*MATERIAL PROVIDED*:
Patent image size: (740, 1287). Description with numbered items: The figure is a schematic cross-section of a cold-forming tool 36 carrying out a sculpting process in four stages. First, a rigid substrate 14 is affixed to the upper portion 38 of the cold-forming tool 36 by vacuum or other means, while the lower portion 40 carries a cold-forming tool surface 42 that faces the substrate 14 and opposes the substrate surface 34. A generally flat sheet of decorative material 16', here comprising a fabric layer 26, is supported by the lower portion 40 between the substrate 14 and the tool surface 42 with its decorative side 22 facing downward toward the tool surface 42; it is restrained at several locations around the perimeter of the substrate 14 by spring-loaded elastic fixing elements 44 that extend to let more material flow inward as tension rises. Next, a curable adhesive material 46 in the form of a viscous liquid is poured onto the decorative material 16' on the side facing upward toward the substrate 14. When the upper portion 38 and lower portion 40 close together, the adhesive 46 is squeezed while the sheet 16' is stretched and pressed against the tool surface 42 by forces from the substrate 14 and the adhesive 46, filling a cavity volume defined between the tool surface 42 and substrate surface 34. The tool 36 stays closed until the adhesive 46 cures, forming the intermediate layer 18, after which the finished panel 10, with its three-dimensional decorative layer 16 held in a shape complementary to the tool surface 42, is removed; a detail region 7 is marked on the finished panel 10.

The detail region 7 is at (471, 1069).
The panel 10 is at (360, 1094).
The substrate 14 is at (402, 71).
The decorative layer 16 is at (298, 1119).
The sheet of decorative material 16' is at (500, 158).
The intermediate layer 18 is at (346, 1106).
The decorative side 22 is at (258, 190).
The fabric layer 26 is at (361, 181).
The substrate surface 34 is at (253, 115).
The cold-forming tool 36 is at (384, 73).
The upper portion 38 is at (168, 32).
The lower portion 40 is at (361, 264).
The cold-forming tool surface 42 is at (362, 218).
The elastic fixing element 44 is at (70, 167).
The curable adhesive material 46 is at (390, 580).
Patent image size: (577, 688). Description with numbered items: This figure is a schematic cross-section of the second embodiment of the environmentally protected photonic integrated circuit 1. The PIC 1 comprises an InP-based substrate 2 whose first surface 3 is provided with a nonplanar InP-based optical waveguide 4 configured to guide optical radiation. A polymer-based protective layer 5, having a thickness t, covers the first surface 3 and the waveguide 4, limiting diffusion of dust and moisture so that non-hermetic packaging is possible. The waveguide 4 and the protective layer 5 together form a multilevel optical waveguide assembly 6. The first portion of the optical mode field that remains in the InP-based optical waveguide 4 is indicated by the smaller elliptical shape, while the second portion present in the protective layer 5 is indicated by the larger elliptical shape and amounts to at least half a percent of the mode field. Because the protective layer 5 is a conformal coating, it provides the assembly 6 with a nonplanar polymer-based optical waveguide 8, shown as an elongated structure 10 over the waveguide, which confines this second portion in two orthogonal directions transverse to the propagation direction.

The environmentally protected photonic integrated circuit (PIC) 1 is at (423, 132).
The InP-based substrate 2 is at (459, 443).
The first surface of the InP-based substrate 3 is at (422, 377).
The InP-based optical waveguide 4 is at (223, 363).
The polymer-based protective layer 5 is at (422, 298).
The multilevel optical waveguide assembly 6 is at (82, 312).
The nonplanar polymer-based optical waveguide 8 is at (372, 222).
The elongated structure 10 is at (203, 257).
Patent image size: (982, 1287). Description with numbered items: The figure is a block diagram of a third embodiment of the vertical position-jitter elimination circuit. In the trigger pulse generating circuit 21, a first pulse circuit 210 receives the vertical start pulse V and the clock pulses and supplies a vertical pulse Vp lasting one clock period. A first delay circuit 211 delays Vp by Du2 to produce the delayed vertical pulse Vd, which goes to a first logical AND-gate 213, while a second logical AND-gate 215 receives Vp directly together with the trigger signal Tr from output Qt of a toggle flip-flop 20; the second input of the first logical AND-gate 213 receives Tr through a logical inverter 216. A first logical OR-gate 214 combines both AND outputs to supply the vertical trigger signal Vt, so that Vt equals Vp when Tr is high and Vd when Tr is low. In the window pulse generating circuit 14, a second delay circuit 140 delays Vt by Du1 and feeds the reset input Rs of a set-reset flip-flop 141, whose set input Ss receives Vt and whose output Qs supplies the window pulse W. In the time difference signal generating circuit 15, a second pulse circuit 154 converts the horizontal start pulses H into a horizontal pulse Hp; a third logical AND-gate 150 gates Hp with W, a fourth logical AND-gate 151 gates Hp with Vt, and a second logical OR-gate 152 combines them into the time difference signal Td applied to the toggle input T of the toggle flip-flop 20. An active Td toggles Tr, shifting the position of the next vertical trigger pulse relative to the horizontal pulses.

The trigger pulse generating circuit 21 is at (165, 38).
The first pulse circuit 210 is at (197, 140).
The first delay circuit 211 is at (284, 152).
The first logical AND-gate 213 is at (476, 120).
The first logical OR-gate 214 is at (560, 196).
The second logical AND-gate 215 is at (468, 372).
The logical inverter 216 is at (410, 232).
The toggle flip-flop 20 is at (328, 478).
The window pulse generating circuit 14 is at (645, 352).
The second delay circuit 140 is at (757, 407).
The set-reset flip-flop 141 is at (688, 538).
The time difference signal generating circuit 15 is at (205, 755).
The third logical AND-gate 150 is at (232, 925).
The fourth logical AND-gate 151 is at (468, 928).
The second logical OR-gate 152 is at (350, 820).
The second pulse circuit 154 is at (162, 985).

*WHAT NEEDS TO BE DONE*:
Please find each line in the material above that contains the word "detail", and copy those lines in full.

*ANSWER TO THIS PROBLEM*:
Patent image size: (740, 1287). Description with numbered items: The figure is a schematic cross-section of a cold-forming tool 36 carrying out a sculpting process in four stages. First, a rigid substrate 14 is affixed to the upper portion 38 of the cold-forming tool 36 by vacuum or other means, while the lower portion 40 carries a cold-forming tool surface 42 that faces the substrate 14 and opposes the substrate surface 34. A generally flat sheet of decorative material 16', here comprising a fabric layer 26, is supported by the lower portion 40 between the substrate 14 and the tool surface 42 with its decorative side 22 facing downward toward the tool surface 42; it is restrained at several locations around the perimeter of the substrate 14 by spring-loaded elastic fixing elements 44 that extend to let more material flow inward as tension rises. Next, a curable adhesive material 46 in the form of a viscous liquid is poured onto the decorative material 16' on the side facing upward toward the substrate 14. When the upper portion 38 and lower portion 40 close together, the adhesive 46 is squeezed while the sheet 16' is stretched and pressed against the tool surface 42 by forces from the substrate 14 and the adhesive 46, filling a cavity volume defined between the tool surface 42 and substrate surface 34. The tool 36 stays closed until the adhesive 46 cures, forming the intermediate layer 18, after which the finished panel 10, with its three-dimensional decorative layer 16 held in a shape complementary to the tool surface 42, is removed; a detail region 7 is marked on the finished panel 10.
The detail region 7 is at (471, 1069).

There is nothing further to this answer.